TASK INSTRUCTIONS.
Skip the images and return the records below exactly.
- - -
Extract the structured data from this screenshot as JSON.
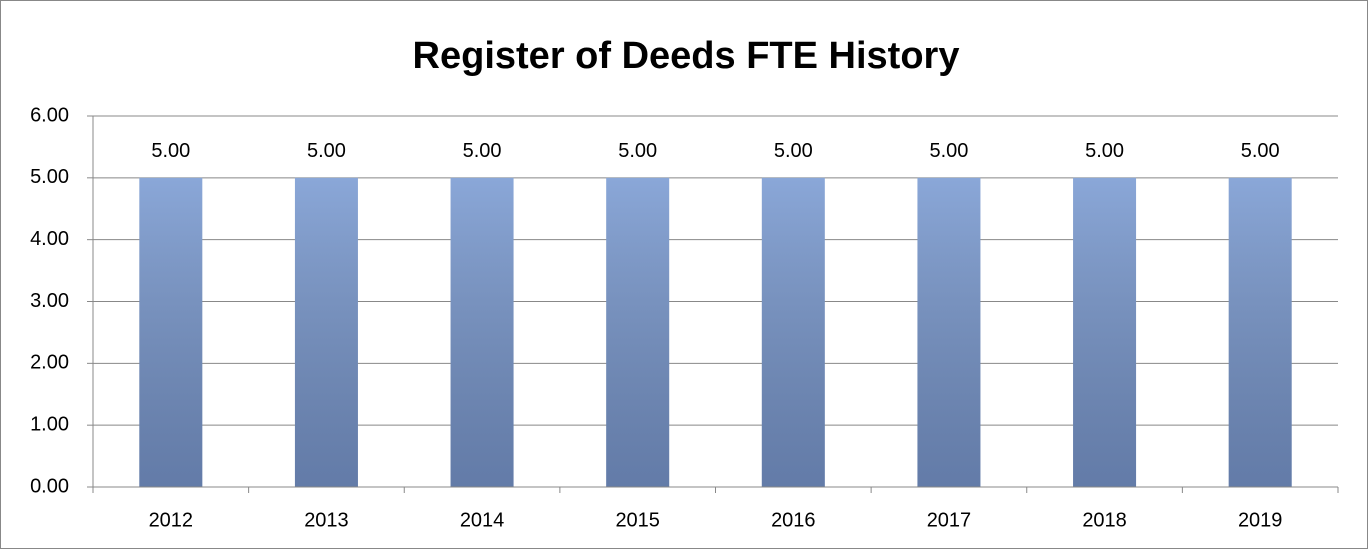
{
  "chart_data": {
    "type": "bar",
    "title": "Register of Deeds FTE History",
    "categories": [
      "2012",
      "2013",
      "2014",
      "2015",
      "2016",
      "2017",
      "2018",
      "2019"
    ],
    "values": [
      5,
      5,
      5,
      5,
      5,
      5,
      5,
      5
    ],
    "value_labels": [
      "5.00",
      "5.00",
      "5.00",
      "5.00",
      "5.00",
      "5.00",
      "5.00",
      "5.00"
    ],
    "color": "#8aa7d8",
    "ylim": [
      0,
      6
    ],
    "yticks": [
      {
        "value": 0,
        "label": "0.00"
      },
      {
        "value": 1,
        "label": "1.00"
      },
      {
        "value": 2,
        "label": "2.00"
      },
      {
        "value": 3,
        "label": "3.00"
      },
      {
        "value": 4,
        "label": "4.00"
      },
      {
        "value": 5,
        "label": "5.00"
      },
      {
        "value": 6,
        "label": "6.00"
      }
    ],
    "grid": true
  }
}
- - -
ANSWER IN FULL.
Extract the structured data from this screenshot as JSON.
{
  "chart_data": {
    "type": "bar",
    "title": "Register of Deeds FTE History",
    "categories": [
      "2012",
      "2013",
      "2014",
      "2015",
      "2016",
      "2017",
      "2018",
      "2019"
    ],
    "values": [
      5,
      5,
      5,
      5,
      5,
      5,
      5,
      5
    ],
    "value_labels": [
      "5.00",
      "5.00",
      "5.00",
      "5.00",
      "5.00",
      "5.00",
      "5.00",
      "5.00"
    ],
    "color": "#8aa7d8",
    "ylim": [
      0,
      6
    ],
    "yticks": [
      {
        "value": 0,
        "label": "0.00"
      },
      {
        "value": 1,
        "label": "1.00"
      },
      {
        "value": 2,
        "label": "2.00"
      },
      {
        "value": 3,
        "label": "3.00"
      },
      {
        "value": 4,
        "label": "4.00"
      },
      {
        "value": 5,
        "label": "5.00"
      },
      {
        "value": 6,
        "label": "6.00"
      }
    ],
    "grid": true
  }
}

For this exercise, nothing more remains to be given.